Given task: Locate the word "Christophe" in the entries below, then gather every line that holds it.

Data shown:

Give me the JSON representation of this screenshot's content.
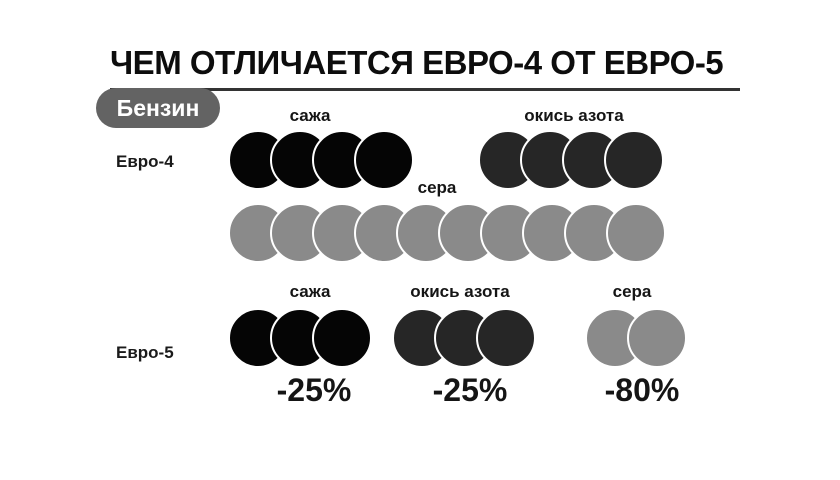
{
  "title": "ЧЕМ ОТЛИЧАЕТСЯ ЕВРО-4 ОТ ЕВРО-5",
  "badge": "Бензин",
  "colors": {
    "soot": "#050505",
    "nitrogen_oxide": "#262626",
    "sulfur": "#8a8a8a",
    "badge": "#636363"
  },
  "euro4": {
    "label": "Евро-4",
    "soot": {
      "label": "сажа",
      "count": 4
    },
    "nitrogen_oxide": {
      "label": "окись азота",
      "count": 4
    },
    "sulfur": {
      "label": "сера",
      "count": 10
    }
  },
  "euro5": {
    "label": "Евро-5",
    "soot": {
      "label": "сажа",
      "count": 3,
      "change": "-25%"
    },
    "nitrogen_oxide": {
      "label": "окись азота",
      "count": 3,
      "change": "-25%"
    },
    "sulfur": {
      "label": "сера",
      "count": 2,
      "change": "-80%"
    }
  }
}
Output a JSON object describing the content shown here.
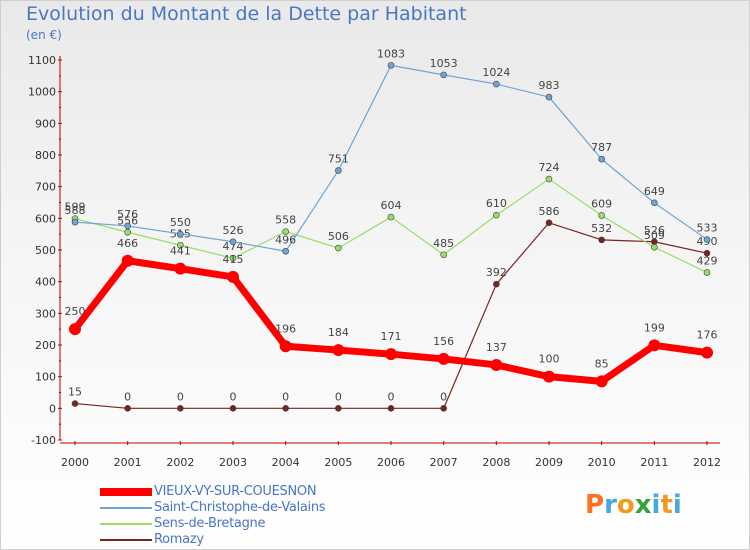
{
  "chart_data": {
    "type": "line",
    "title": "Evolution du Montant de la Dette par Habitant",
    "subtitle": "(en €)",
    "xlabel": "",
    "ylabel": "",
    "x": [
      "2000",
      "2001",
      "2002",
      "2003",
      "2004",
      "2005",
      "2006",
      "2007",
      "2008",
      "2009",
      "2010",
      "2011",
      "2012"
    ],
    "ylim": [
      -100,
      1100
    ],
    "yticks": [
      -100,
      0,
      100,
      200,
      300,
      400,
      500,
      600,
      700,
      800,
      900,
      1000,
      1100
    ],
    "grid": false,
    "legend": "bottom-left",
    "series": [
      {
        "name": "VIEUX-VY-SUR-COUESNON",
        "color": "#ff0000",
        "values": [
          250,
          466,
          441,
          415,
          196,
          184,
          171,
          156,
          137,
          100,
          85,
          199,
          176
        ]
      },
      {
        "name": "Saint-Christophe-de-Valains",
        "color": "#6fa3d6",
        "values": [
          588,
          576,
          null,
          526,
          496,
          751,
          1083,
          1053,
          1024,
          983,
          787,
          649,
          533
        ]
      },
      {
        "name": "Sens-de-Bretagne",
        "color": "#99dd66",
        "values": [
          599,
          556,
          515,
          474,
          558,
          506,
          604,
          485,
          610,
          724,
          609,
          509,
          429
        ]
      },
      {
        "name": "Romazy",
        "color": "#7a2222",
        "values": [
          15,
          0,
          0,
          0,
          0,
          0,
          0,
          0,
          392,
          586,
          532,
          526,
          490
        ]
      }
    ],
    "extra_points": [
      {
        "series": "Saint-Christophe-de-Valains",
        "x": "2002",
        "value": 550
      }
    ]
  },
  "logo": {
    "letters": [
      "P",
      "r",
      "o",
      "x",
      "i",
      "t",
      "i"
    ],
    "colors": [
      "#ff6f1f",
      "#46a8e0",
      "#f39a1e",
      "#35a33a",
      "#46a8e0",
      "#f39a1e",
      "#46a8e0"
    ]
  }
}
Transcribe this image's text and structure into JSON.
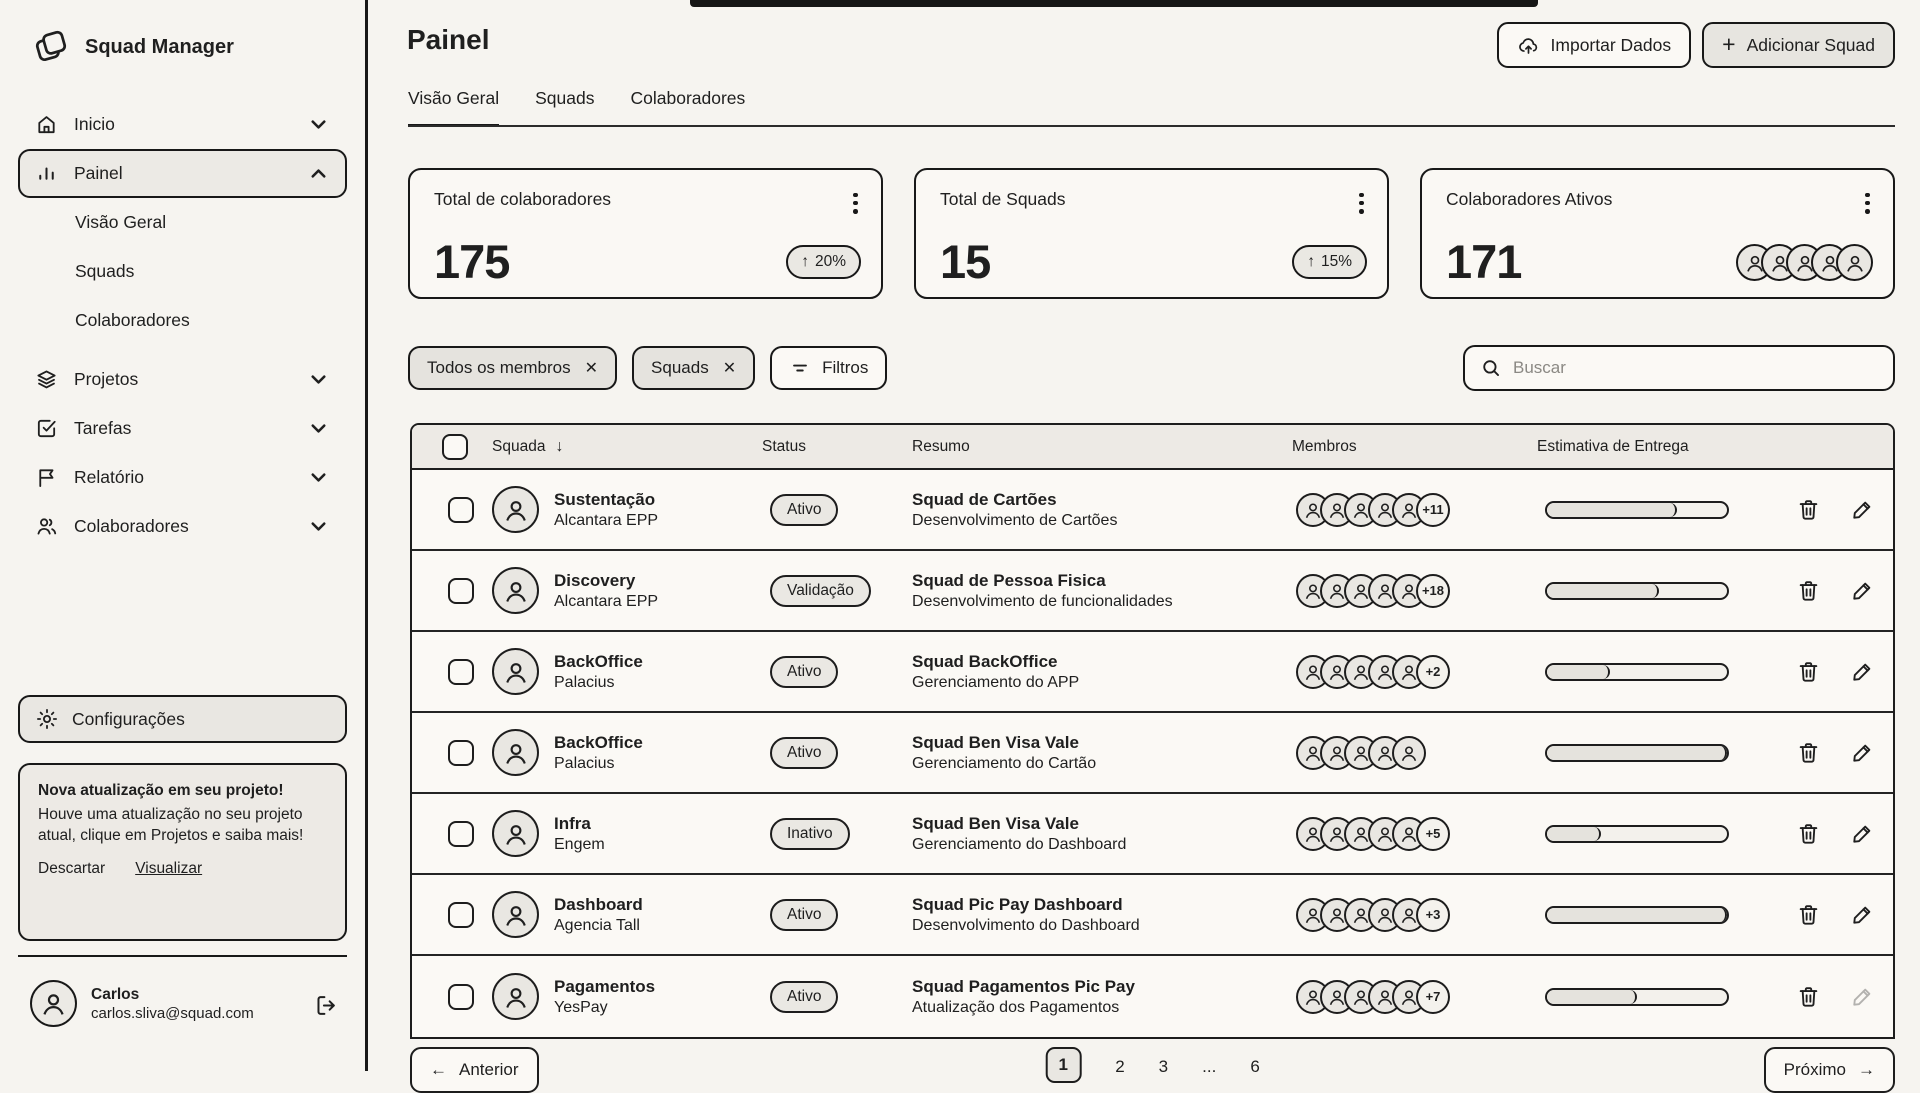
{
  "brand": {
    "name": "Squad Manager"
  },
  "sidebar": {
    "items": [
      {
        "label": "Inicio"
      },
      {
        "label": "Painel"
      },
      {
        "label": "Visão Geral"
      },
      {
        "label": "Squads"
      },
      {
        "label": "Colaboradores"
      },
      {
        "label": "Projetos"
      },
      {
        "label": "Tarefas"
      },
      {
        "label": "Relatório"
      },
      {
        "label": "Colaboradores"
      }
    ],
    "settings_label": "Configurações",
    "notification": {
      "title": "Nova atualização em seu projeto!",
      "body": "Houve uma atualização no seu projeto atual, clique em Projetos e saiba mais!",
      "dismiss_label": "Descartar",
      "view_label": "Visualizar"
    },
    "user": {
      "name": "Carlos",
      "email": "carlos.sliva@squad.com"
    }
  },
  "header": {
    "title": "Painel",
    "tabs": [
      {
        "label": "Visão Geral"
      },
      {
        "label": "Squads"
      },
      {
        "label": "Colaboradores"
      }
    ],
    "import_button": "Importar Dados",
    "add_button": "Adicionar Squad"
  },
  "cards": [
    {
      "label": "Total de colaboradores",
      "value": "175",
      "trend": "20%"
    },
    {
      "label": "Total de Squads",
      "value": "15",
      "trend": "15%"
    },
    {
      "label": "Colaboradores Ativos",
      "value": "171",
      "avatar_count": 5
    }
  ],
  "filters": {
    "chips": [
      {
        "label": "Todos os membros"
      },
      {
        "label": "Squads"
      }
    ],
    "filters_button": "Filtros",
    "search_placeholder": "Buscar"
  },
  "table": {
    "columns": [
      "Squada",
      "Status",
      "Resumo",
      "Membros",
      "Estimativa de Entrega"
    ],
    "rows": [
      {
        "name": "Sustentação",
        "company": "Alcantara EPP",
        "status": "Ativo",
        "summary": "Squad de Cartões",
        "summary_sub": "Desenvolvimento de Cartões",
        "extra": "+11",
        "progress": 72
      },
      {
        "name": "Discovery",
        "company": "Alcantara EPP",
        "status": "Validação",
        "summary": "Squad de Pessoa Fisica",
        "summary_sub": "Desenvolvimento de funcionalidades",
        "extra": "+18",
        "progress": 62
      },
      {
        "name": "BackOffice",
        "company": "Palacius",
        "status": "Ativo",
        "summary": "Squad BackOffice",
        "summary_sub": "Gerenciamento do APP",
        "extra": "+2",
        "progress": 35
      },
      {
        "name": "BackOffice",
        "company": "Palacius",
        "status": "Ativo",
        "summary": "Squad Ben Visa Vale",
        "summary_sub": "Gerenciamento do Cartão",
        "extra": "",
        "progress": 100
      },
      {
        "name": "Infra",
        "company": "Engem",
        "status": "Inativo",
        "summary": "Squad Ben Visa Vale",
        "summary_sub": "Gerenciamento do Dashboard",
        "extra": "+5",
        "progress": 30
      },
      {
        "name": "Dashboard",
        "company": "Agencia Tall",
        "status": "Ativo",
        "summary": "Squad Pic Pay Dashboard",
        "summary_sub": "Desenvolvimento do Dashboard",
        "extra": "+3",
        "progress": 100
      },
      {
        "name": "Pagamentos",
        "company": "YesPay",
        "status": "Ativo",
        "summary": "Squad Pagamentos Pic Pay",
        "summary_sub": "Atualização dos Pagamentos",
        "extra": "+7",
        "progress": 50
      }
    ]
  },
  "pagination": {
    "prev": "Anterior",
    "pages": [
      "1",
      "2",
      "3",
      "...",
      "6"
    ],
    "active": "1",
    "next": "Próximo"
  },
  "icons": {
    "trend_up": "↑",
    "sort_desc": "↓",
    "close": "✕",
    "plus": "+",
    "arrow_left": "←",
    "arrow_right": "→"
  },
  "colors": {
    "ink": "#1f1f1f",
    "paper": "#f6f4f0",
    "panel": "#fbf9f5",
    "fill_light": "#e9e7e2",
    "chip": "#e5e3de",
    "table_header": "#edeae5"
  }
}
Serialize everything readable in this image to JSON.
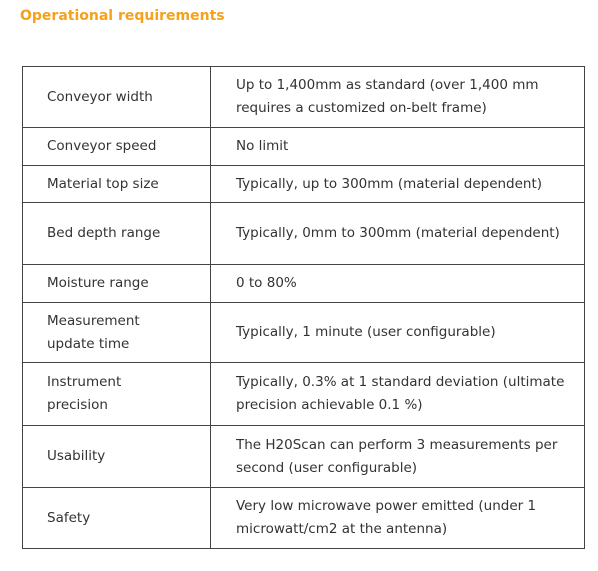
{
  "header": {
    "title": "Operational requirements"
  },
  "table": {
    "rows": [
      [
        "Conveyor width",
        "Up to 1,400mm as standard (over 1,400 mm requires a customized on-belt frame)"
      ],
      [
        "Conveyor speed",
        "No limit"
      ],
      [
        "Material top size",
        "Typically, up to 300mm (material dependent)"
      ],
      [
        "Bed depth range",
        "Typically, 0mm to 300mm (material dependent)"
      ],
      [
        "Moisture range",
        "0 to 80%"
      ],
      [
        "Measurement update time",
        "Typically, 1 minute (user configurable)"
      ],
      [
        "Instrument precision",
        "Typically, 0.3% at 1 standard deviation (ultimate precision achievable 0.1 %)"
      ],
      [
        "Usability",
        "The H20Scan can perform 3 measurements per second (user configurable)"
      ],
      [
        "Safety",
        "Very low microwave power emitted (under 1 microwatt/cm2 at the antenna)"
      ]
    ]
  }
}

Response below:
        "name": "Saint-Christophe-de-Valains",
        "series": "Saint-Christophe-de-Valains",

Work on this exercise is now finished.